### MATERIAL FOR THE TASK
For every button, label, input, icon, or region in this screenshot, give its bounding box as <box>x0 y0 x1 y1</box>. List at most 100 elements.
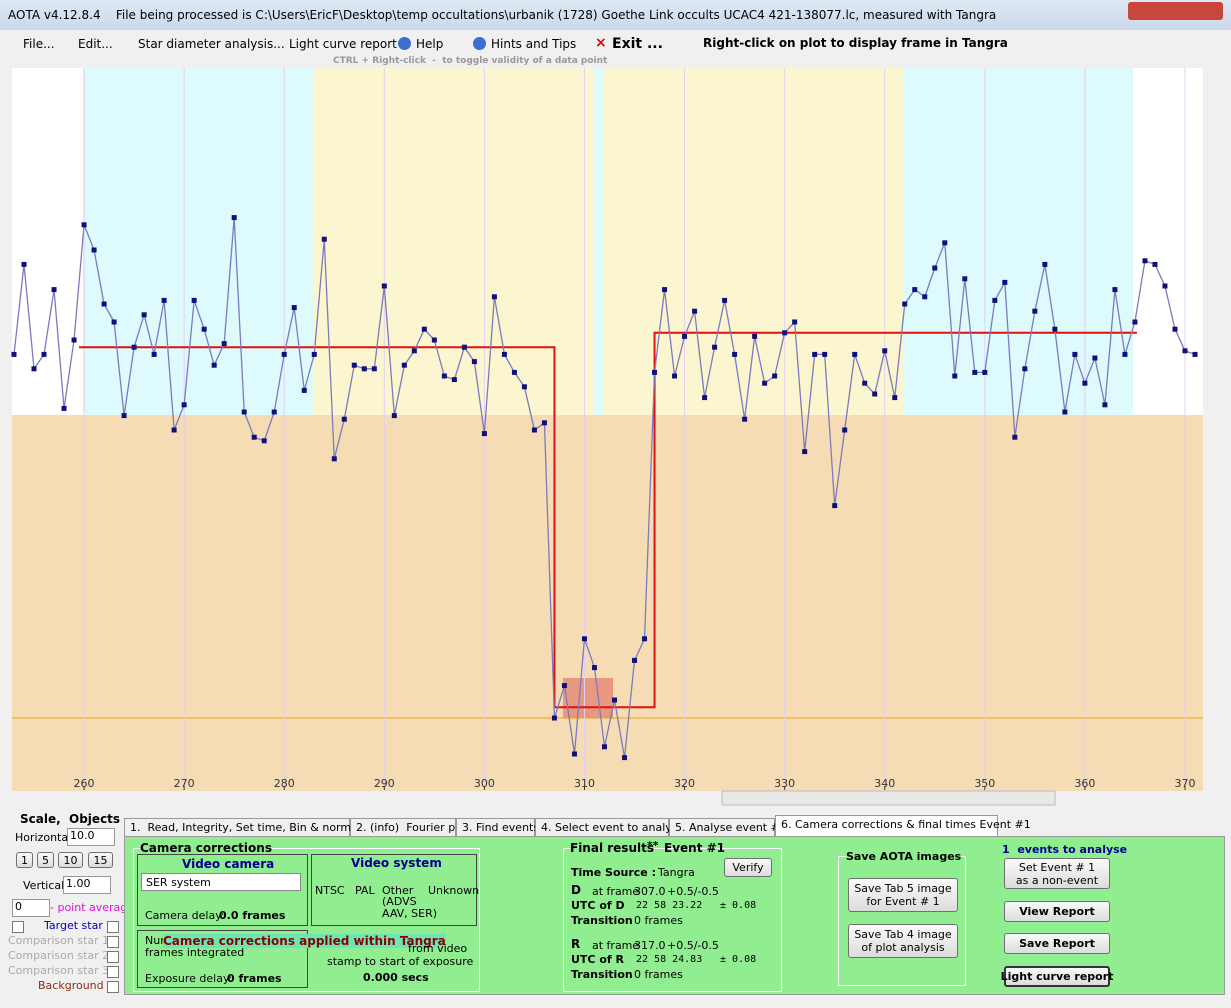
menu-item[interactable]: Light curve report <box>289 37 397 51</box>
data-point <box>251 434 257 440</box>
data-point <box>922 294 928 300</box>
save-tab5-button[interactable]: Save Tab 5 image for Event # 1 <box>848 878 958 912</box>
menu-item[interactable]: Edit... <box>78 37 113 51</box>
radio-label[interactable]: NTSC <box>315 884 345 897</box>
data-point <box>1102 402 1108 408</box>
data-point <box>181 402 187 408</box>
tab[interactable]: 2. (info) Fourier plot <box>350 818 469 836</box>
data-point <box>571 751 577 757</box>
checkbox[interactable] <box>107 951 119 963</box>
data-point <box>91 247 97 253</box>
frame-label: at frame <box>592 939 640 952</box>
data-point <box>1092 355 1098 361</box>
menu-item[interactable]: Help <box>416 37 444 51</box>
scrollbar[interactable] <box>721 790 1056 806</box>
non-event-button[interactable]: Set Event # 1 as a non-event <box>1004 858 1110 889</box>
verify-button[interactable]: Verify <box>724 858 772 877</box>
light-curve-plot[interactable]: 260 270 280 290 300 310 320 330 340 350 360 370 <box>0 0 1231 806</box>
data-point <box>241 409 247 415</box>
checkbox[interactable] <box>107 966 119 978</box>
x-tick-label: 350 <box>974 777 995 790</box>
tab[interactable]: 4. Select event to analyse <box>535 818 684 836</box>
data-point <box>1032 308 1038 314</box>
data-point <box>411 348 417 354</box>
data-point <box>942 240 948 246</box>
tab-active[interactable]: 6. Camera corrections & final times Even… <box>775 815 1031 836</box>
bottom-region <box>563 678 613 718</box>
d-transition: 0 frames <box>634 914 683 927</box>
menu-item[interactable]: File... <box>23 37 55 51</box>
data-point <box>832 503 838 509</box>
time-source: Tangra <box>658 866 695 879</box>
data-point <box>311 351 317 357</box>
radio-label[interactable]: Other <box>382 884 414 897</box>
x-tick-label: 270 <box>174 777 195 790</box>
data-point <box>1012 434 1018 440</box>
data-point <box>1042 261 1048 267</box>
tab[interactable]: 3. Find events <box>456 818 539 836</box>
scale-button[interactable]: 5 <box>37 852 54 868</box>
band <box>313 68 593 415</box>
data-point <box>1062 409 1068 415</box>
camera-title: Camera corrections <box>140 841 272 855</box>
utc-r-error: ± 0.08 <box>720 954 757 965</box>
menu-item[interactable]: Exit ... <box>612 36 663 52</box>
lc-report-button[interactable]: Light curve report <box>1001 966 1113 987</box>
menu-item[interactable]: Star diameter analysis... <box>138 37 285 51</box>
data-point <box>401 362 407 368</box>
data-point <box>982 369 988 375</box>
data-point <box>1182 348 1188 354</box>
data-point <box>852 351 858 357</box>
hints-icon <box>473 37 486 50</box>
data-point <box>652 369 658 375</box>
checkbox[interactable] <box>107 936 119 948</box>
tab[interactable]: 1. Read, Integrity, Set time, Bin & norm… <box>124 818 376 836</box>
scale-button[interactable]: 10 <box>58 852 83 868</box>
plot-subhint: CTRL + Right-click - to toggle validity … <box>333 56 608 66</box>
data-point <box>642 636 648 642</box>
exit-icon: × <box>595 35 607 51</box>
horizontal-input[interactable]: 10.0 <box>67 828 115 846</box>
band <box>903 68 1133 415</box>
data-point <box>191 297 197 303</box>
checkbox[interactable] <box>12 921 24 933</box>
save-tab4-button[interactable]: Save Tab 4 image of plot analysis <box>848 924 958 958</box>
camera-select[interactable]: SER system <box>141 873 301 891</box>
radio-label[interactable]: Unknown <box>428 884 480 897</box>
radio-label[interactable]: PAL <box>355 884 375 897</box>
data-point <box>471 359 477 365</box>
save-report-button[interactable]: Save Report <box>1004 933 1110 954</box>
average-input[interactable]: 0 <box>12 899 50 917</box>
object-label: Target star <box>44 919 103 932</box>
scale-button[interactable]: 15 <box>88 852 113 868</box>
scale-button[interactable]: 1 <box>16 852 33 868</box>
data-point <box>862 380 868 386</box>
x-tick-label: 330 <box>774 777 795 790</box>
data-point <box>361 366 367 372</box>
close-button[interactable] <box>1128 2 1223 20</box>
data-point <box>692 308 698 314</box>
data-point <box>491 294 497 300</box>
data-point <box>712 344 718 350</box>
d-label: D <box>571 883 581 897</box>
tab[interactable]: 5. Analyse event #1 <box>669 818 787 836</box>
data-point <box>992 297 998 303</box>
data-point <box>1112 287 1118 293</box>
data-point <box>742 416 748 422</box>
data-point <box>541 420 547 426</box>
vertical-input[interactable]: 1.00 <box>63 876 111 894</box>
checkbox[interactable] <box>107 921 119 933</box>
final-group <box>563 848 782 992</box>
data-point <box>231 215 237 221</box>
data-point <box>101 301 107 307</box>
data-point <box>211 362 217 368</box>
exposure-box <box>137 930 308 988</box>
data-point <box>551 715 557 721</box>
x-tick-label: 360 <box>1074 777 1095 790</box>
data-point <box>782 330 788 336</box>
checkbox[interactable] <box>107 981 119 993</box>
view-report-button[interactable]: View Report <box>1004 901 1110 922</box>
video-camera-title: Video camera <box>182 857 275 871</box>
menu-item[interactable]: Hints and Tips <box>491 37 577 51</box>
d-uncertainty: +0.5/-0.5 <box>667 885 719 898</box>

### CHALLENGE
Reproduce the items between the lines holding "menu-item[interactable]: Light curve" and "radio-label[interactable]: NTSC <box>315", inclusive, substituting "plot-marker" for "data-point" and changing nothing else.

### EXPECTED ANSWER
menu-item[interactable]: Light curve report <box>289 37 397 51</box>
plot-marker <box>251 434 257 440</box>
plot-marker <box>922 294 928 300</box>
save-tab5-button[interactable]: Save Tab 5 image for Event # 1 <box>848 878 958 912</box>
menu-item[interactable]: Edit... <box>78 37 113 51</box>
radio-label[interactable]: NTSC <box>315 884 345 897</box>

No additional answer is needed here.